Given problem:
Identify and reproduce every line holding the string "Entwickelung".

Input data:
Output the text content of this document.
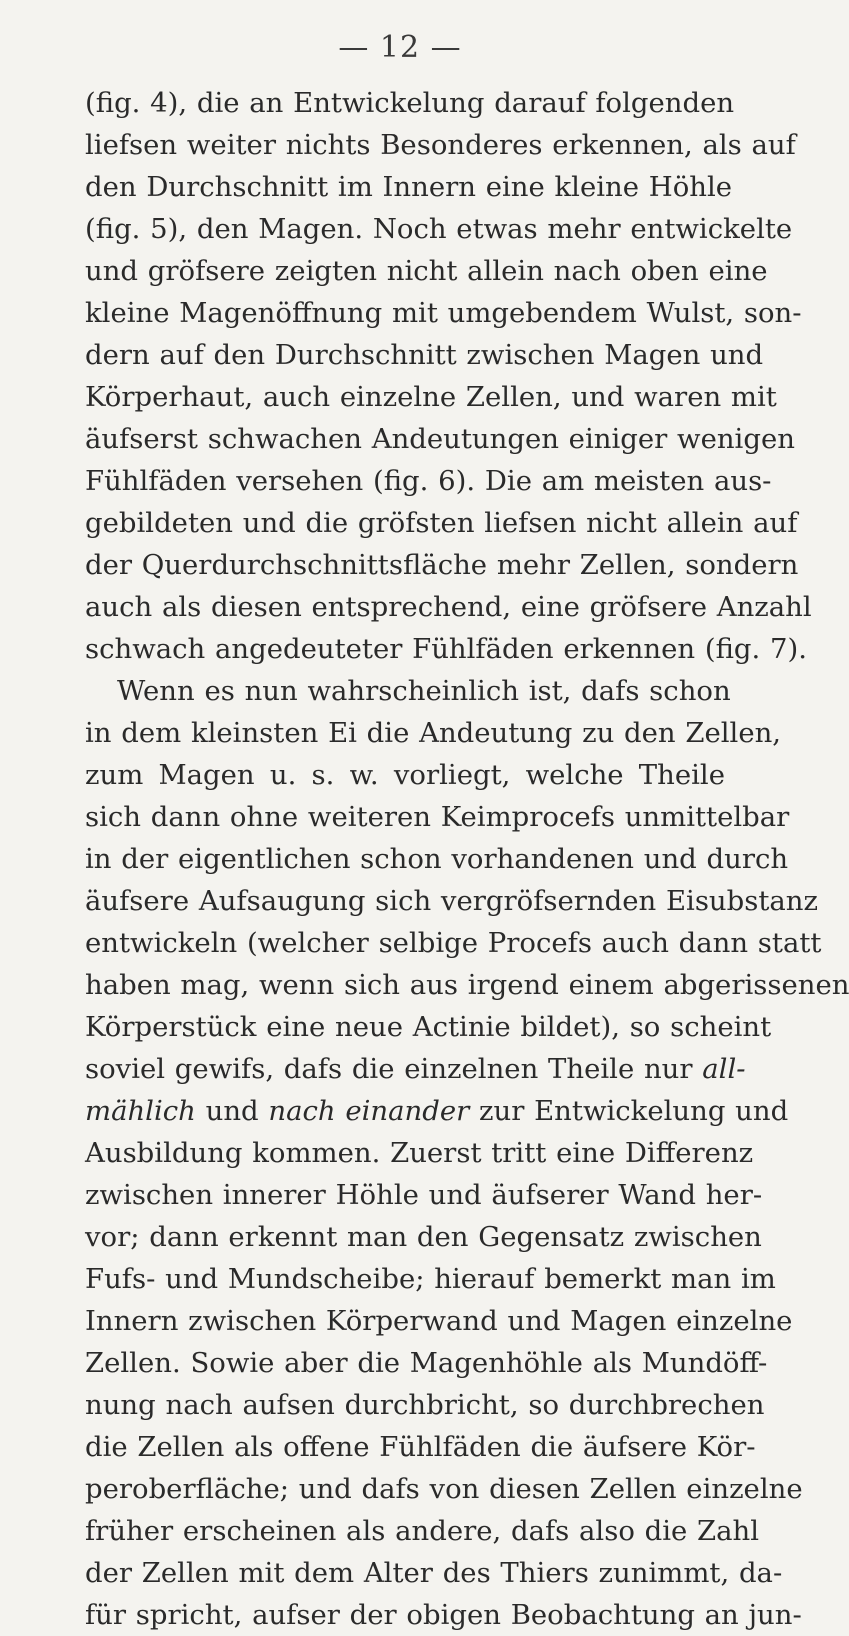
— 12 —
(fig. 4), die an Entwickelung darauf folgenden
liefsen weiter nichts Besonderes erkennen, als auf
den Durchschnitt im Innern eine kleine Höhle
(fig. 5), den Magen. Noch etwas mehr entwickelte
und gröfsere zeigten nicht allein nach oben eine
kleine Magenöffnung mit umgebendem Wulst, son-
dern auf den Durchschnitt zwischen Magen und
Körperhaut, auch einzelne Zellen, und waren mit
äufserst schwachen Andeutungen einiger wenigen
Fühlfäden versehen (fig. 6). Die am meisten aus-
gebildeten und die gröfsten liefsen nicht allein auf
der Querdurchschnittsfläche mehr Zellen, sondern
auch als diesen entsprechend, eine gröfsere Anzahl
schwach angedeuteter Fühlfäden erkennen (fig. 7).
Wenn es nun wahrscheinlich ist, dafs schon
in dem kleinsten Ei die Andeutung zu den Zellen,
zum Magen u. s. w. vorliegt, welche Theile
sich dann ohne weiteren Keimprocefs unmittelbar
in der eigentlichen schon vorhandenen und durch
äufsere Aufsaugung sich vergröfsernden Eisubstanz
entwickeln (welcher selbige Procefs auch dann statt
haben mag, wenn sich aus irgend einem abgerissenen
Körperstück eine neue Actinie bildet), so scheint
soviel gewifs, dafs die einzelnen Theile nur all-
mählich und nach einander zur Entwickelung und
Ausbildung kommen. Zuerst tritt eine Differenz
zwischen innerer Höhle und äufserer Wand her-
vor; dann erkennt man den Gegensatz zwischen
Fufs- und Mundscheibe; hierauf bemerkt man im
Innern zwischen Körperwand und Magen einzelne
Zellen. Sowie aber die Magenhöhle als Mundöff-
nung nach aufsen durchbricht, so durchbrechen
die Zellen als offene Fühlfäden die äufsere Kör-
peroberfläche; und dafs von diesen Zellen einzelne
früher erscheinen als andere, dafs also die Zahl
der Zellen mit dem Alter des Thiers zunimmt, da-
für spricht, aufser der obigen Beobachtung an jun-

Problem solution:
(fig. 4), die an Entwickelung darauf folgenden
mählich und nach einander zur Entwickelung und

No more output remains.